[DESCRIPTION OF THE TASK] Repeat the records below exactly as they appear.

[LISTING]
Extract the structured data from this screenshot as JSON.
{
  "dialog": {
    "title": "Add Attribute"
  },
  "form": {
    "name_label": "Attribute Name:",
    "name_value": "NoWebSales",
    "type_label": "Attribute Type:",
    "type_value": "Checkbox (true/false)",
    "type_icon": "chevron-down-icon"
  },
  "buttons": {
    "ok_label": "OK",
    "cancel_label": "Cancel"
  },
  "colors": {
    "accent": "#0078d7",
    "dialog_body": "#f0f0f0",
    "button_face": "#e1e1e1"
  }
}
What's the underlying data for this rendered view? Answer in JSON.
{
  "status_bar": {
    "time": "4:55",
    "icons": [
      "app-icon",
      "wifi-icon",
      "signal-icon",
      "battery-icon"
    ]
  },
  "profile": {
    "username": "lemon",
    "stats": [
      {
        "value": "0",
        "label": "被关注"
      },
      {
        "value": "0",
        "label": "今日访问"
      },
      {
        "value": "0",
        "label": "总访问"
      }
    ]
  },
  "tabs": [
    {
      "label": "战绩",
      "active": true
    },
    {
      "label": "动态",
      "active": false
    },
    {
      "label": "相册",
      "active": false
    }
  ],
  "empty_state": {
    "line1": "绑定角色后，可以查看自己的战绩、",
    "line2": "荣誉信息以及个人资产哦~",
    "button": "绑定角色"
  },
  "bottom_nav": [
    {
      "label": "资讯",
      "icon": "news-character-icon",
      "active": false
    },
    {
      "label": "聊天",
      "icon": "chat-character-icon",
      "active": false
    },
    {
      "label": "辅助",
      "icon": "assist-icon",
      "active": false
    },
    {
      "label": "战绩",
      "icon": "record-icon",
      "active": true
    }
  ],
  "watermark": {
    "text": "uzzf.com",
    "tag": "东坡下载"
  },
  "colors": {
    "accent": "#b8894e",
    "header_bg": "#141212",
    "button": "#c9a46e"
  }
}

[COMPLETED EXERCISE]
Extract the structured data from this screenshot as JSON.
{
  "dialog": {
    "title": "Add Attribute"
  },
  "form": {
    "name_label": "Attribute Name:",
    "name_value": "NoWebSales",
    "type_label": "Attribute Type:",
    "type_value": "Checkbox (true/false)",
    "type_icon": "chevron-down-icon"
  },
  "buttons": {
    "ok_label": "OK",
    "cancel_label": "Cancel"
  },
  "colors": {
    "accent": "#0078d7",
    "dialog_body": "#f0f0f0",
    "button_face": "#e1e1e1"
  }
}
What's the underlying data for this rendered view? Answer in JSON.
{
  "status_bar": {
    "time": "4:55",
    "icons": [
      "app-icon",
      "wifi-icon",
      "signal-icon",
      "battery-icon"
    ]
  },
  "profile": {
    "username": "lemon",
    "stats": [
      {
        "value": "0",
        "label": "被关注"
      },
      {
        "value": "0",
        "label": "今日访问"
      },
      {
        "value": "0",
        "label": "总访问"
      }
    ]
  },
  "tabs": [
    {
      "label": "战绩",
      "active": true
    },
    {
      "label": "动态",
      "active": false
    },
    {
      "label": "相册",
      "active": false
    }
  ],
  "empty_state": {
    "line1": "绑定角色后，可以查看自己的战绩、",
    "line2": "荣誉信息以及个人资产哦~",
    "button": "绑定角色"
  },
  "bottom_nav": [
    {
      "label": "资讯",
      "icon": "news-character-icon",
      "active": false
    },
    {
      "label": "聊天",
      "icon": "chat-character-icon",
      "active": false
    },
    {
      "label": "辅助",
      "icon": "assist-icon",
      "active": false
    },
    {
      "label": "战绩",
      "icon": "record-icon",
      "active": true
    }
  ],
  "watermark": {
    "text": "uzzf.com",
    "tag": "东坡下载"
  },
  "colors": {
    "accent": "#b8894e",
    "header_bg": "#141212",
    "button": "#c9a46e"
  }
}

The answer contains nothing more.